In the entries below, find the lines that contain the word "dont" and copy them.
==== DATA SECTION ====
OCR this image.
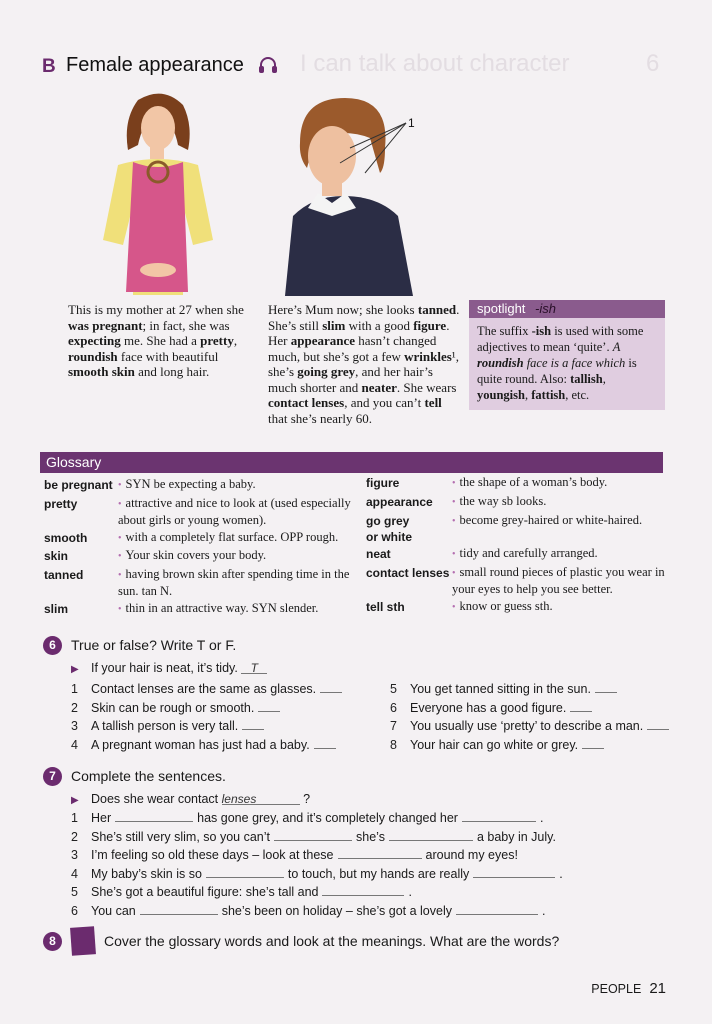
6
I can talk about character
B Female appearance
1
This is my mother at 27 when she was pregnant; in fact, she was expecting me. She had a pretty, roundish face with beautiful smooth skin and long hair.
Here’s Mum now; she looks tanned. She’s still slim with a good figure. Her appearance hasn’t changed much, but she’s got a few wrinkles¹, she’s going grey, and her hair’s much shorter and neater. She wears contact lenses, and you can’t tell that she’s nearly 60.
spotlight -ish
The suffix -ish is used with some adjectives to mean ‘quite’. A roundish face is a face which is quite round. Also: tallish, youngish, fattish, etc.
Glossary
be pregnant	• SYN be expecting a baby.
pretty	• attractive and nice to look at (used especially about girls or young women).
smooth	• with a completely flat surface. OPP rough.
skin	• Your skin covers your body.
tanned	• having brown skin after spending time in the sun. tan N.
slim	• thin in an attractive way. SYN slender.
figure	• the shape of a woman’s body.
appearance	• the way sb looks.
go grey	• become grey-haired or white-haired.
or white
neat	• tidy and carefully arranged.
contact lenses • small round pieces of plastic you wear in your eyes to help you see better.
tell sth	• know or guess sth.
6	True or false? Write T or F.
▶ If your hair is neat, it’s tidy. T
1 Contact lenses are the same as glasses.
2 Skin can be rough or smooth.
3 A tallish person is very tall.
4 A pregnant woman has just had a baby.
5 You get tanned sitting in the sun.
6 Everyone has a good figure.
7 You usually use ‘pretty’ to describe a man.
8 Your hair can go white or grey.
7	Complete the sentences.
▶ Does she wear contact lenses	?
1 Her	has gone grey, and it’s completely changed her	.
2 She’s still very slim, so you can’t	she’s	a baby in July.
3 I’m feeling so old these days – look at these	around my eyes!
4 My baby’s skin is so	to touch, but my hands are really	.
5 She’s got a beautiful figure: she’s tall and	.
6 You can	she’s been on holiday – she’s got a lovely	.
8	Cover the glossary words and look at the meanings. What are the words?
PEOPLE 21
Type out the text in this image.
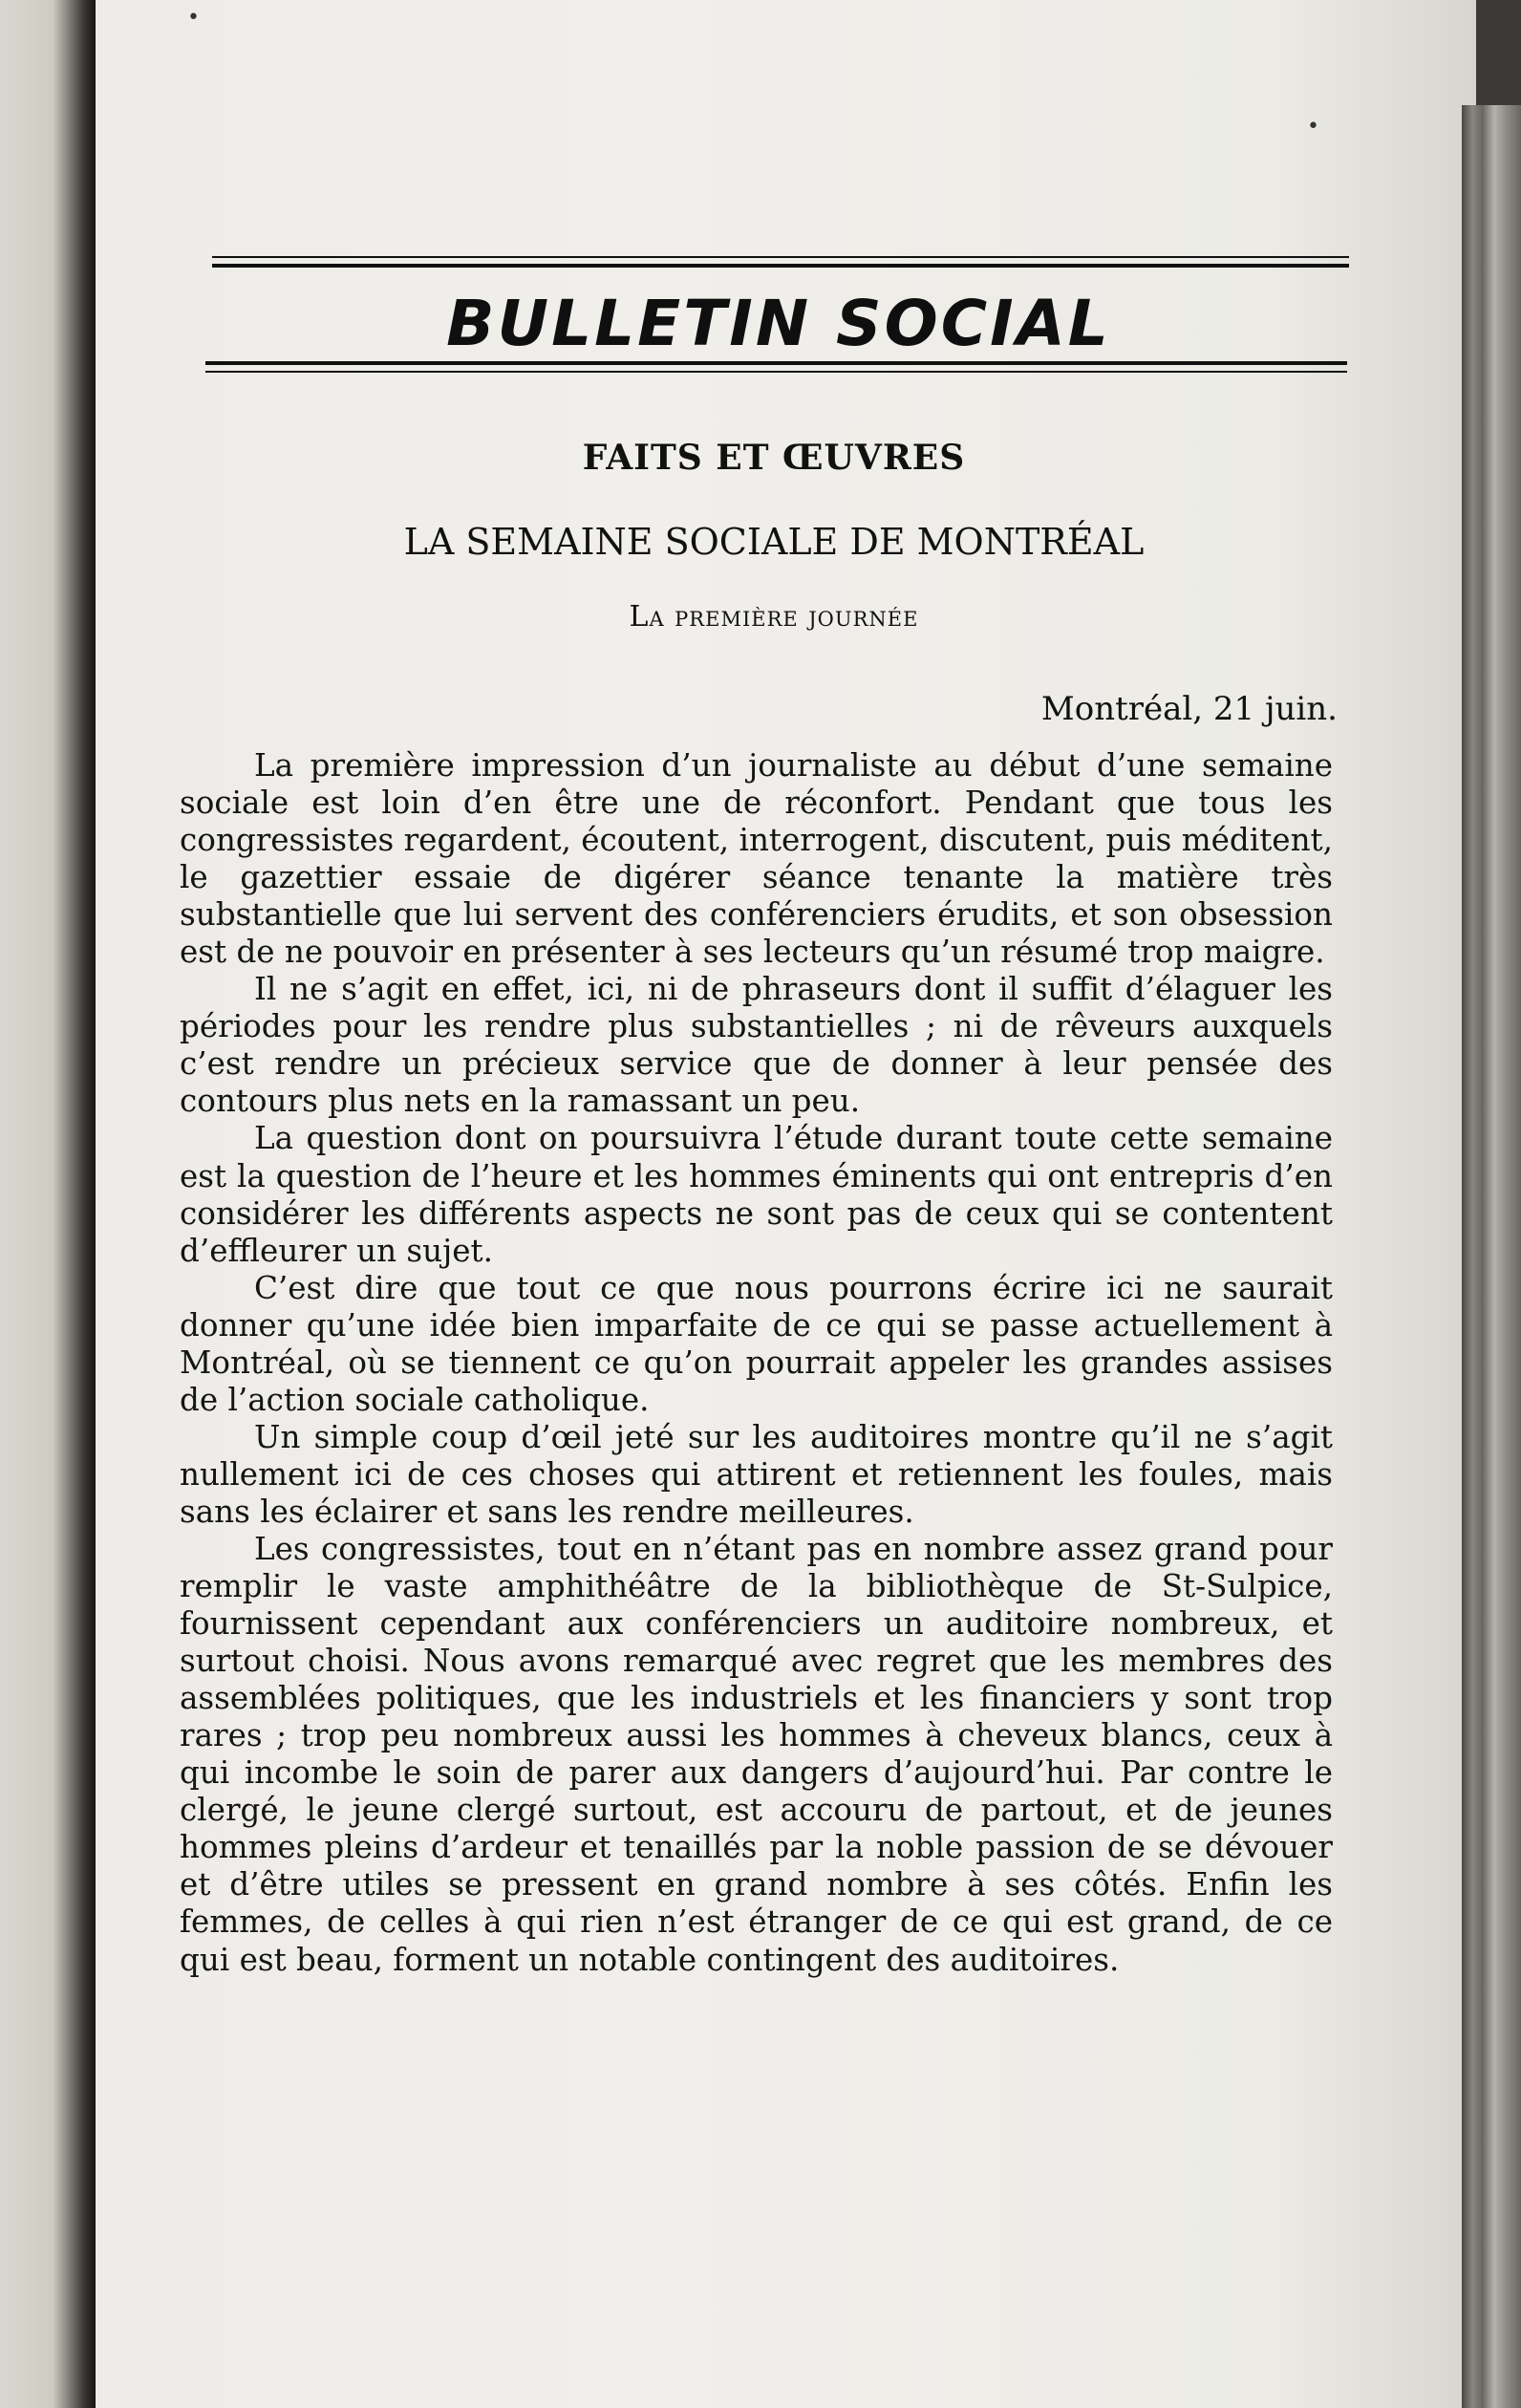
•
•
BULLETIN SOCIAL
FAITS ET ŒUVRES
LA SEMAINE SOCIALE DE MONTRÉAL
La première journée
Montréal, 21 juin.

La première impression d’un journaliste au début d’une semaine sociale est loin d’en être une de réconfort. Pendant que tous les congressistes regardent, écoutent, interrogent, discutent, puis méditent, le gazettier essaie de digérer séance tenante la matière très substantielle que lui servent des conférenciers érudits, et son obsession est de ne pouvoir en présenter à ses lecteurs qu’un résumé trop maigre.

Il ne s’agit en effet, ici, ni de phraseurs dont il suffit d’élaguer les périodes pour les rendre plus substantielles ; ni de rêveurs auxquels c’est rendre un précieux service que de donner à leur pensée des contours plus nets en la ramassant un peu.

La question dont on poursuivra l’étude durant toute cette semaine est la question de l’heure et les hommes éminents qui ont entrepris d’en considérer les différents aspects ne sont pas de ceux qui se contentent d’effleurer un sujet.

C’est dire que tout ce que nous pourrons écrire ici ne saurait donner qu’une idée bien imparfaite de ce qui se passe actuellement à Montréal, où se tiennent ce qu’on pourrait appeler les grandes assises de l’action sociale catholique.

Un simple coup d’œil jeté sur les auditoires montre qu’il ne s’agit nullement ici de ces choses qui attirent et retiennent les foules, mais sans les éclairer et sans les rendre meilleures.

Les congressistes, tout en n’étant pas en nombre assez grand pour remplir le vaste amphithéâtre de la bibliothèque de St-Sulpice, fournissent cependant aux conférenciers un auditoire nombreux, et surtout choisi. Nous avons remarqué avec regret que les membres des assemblées politiques, que les industriels et les financiers y sont trop rares ; trop peu nombreux aussi les hommes à cheveux blancs, ceux à qui incombe le soin de parer aux dangers d’aujourd’hui. Par contre le clergé, le jeune clergé surtout, est accouru de partout, et de jeunes hommes pleins d’ardeur et tenaillés par la noble passion de se dévouer et d’être utiles se pressent en grand nombre à ses côtés. Enfin les femmes, de celles à qui rien n’est étranger de ce qui est grand, de ce qui est beau, forment un notable contingent des auditoires.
====
_SOLUTION TO THIS TASK_.
Il ne s’agit en effet, ici, ni de phraseurs dont il suffit d’élaguer les périodes pour les rendre plus substantielles ; ni de rêveurs auxquels c’est rendre un précieux service que de donner à leur pensée des contours plus nets en la ramassant un peu.
La question dont on poursuivra l’étude durant toute cette semaine est la question de l’heure et les hommes éminents qui ont entrepris d’en considérer les différents aspects ne sont pas de ceux qui se contentent d’effleurer un sujet.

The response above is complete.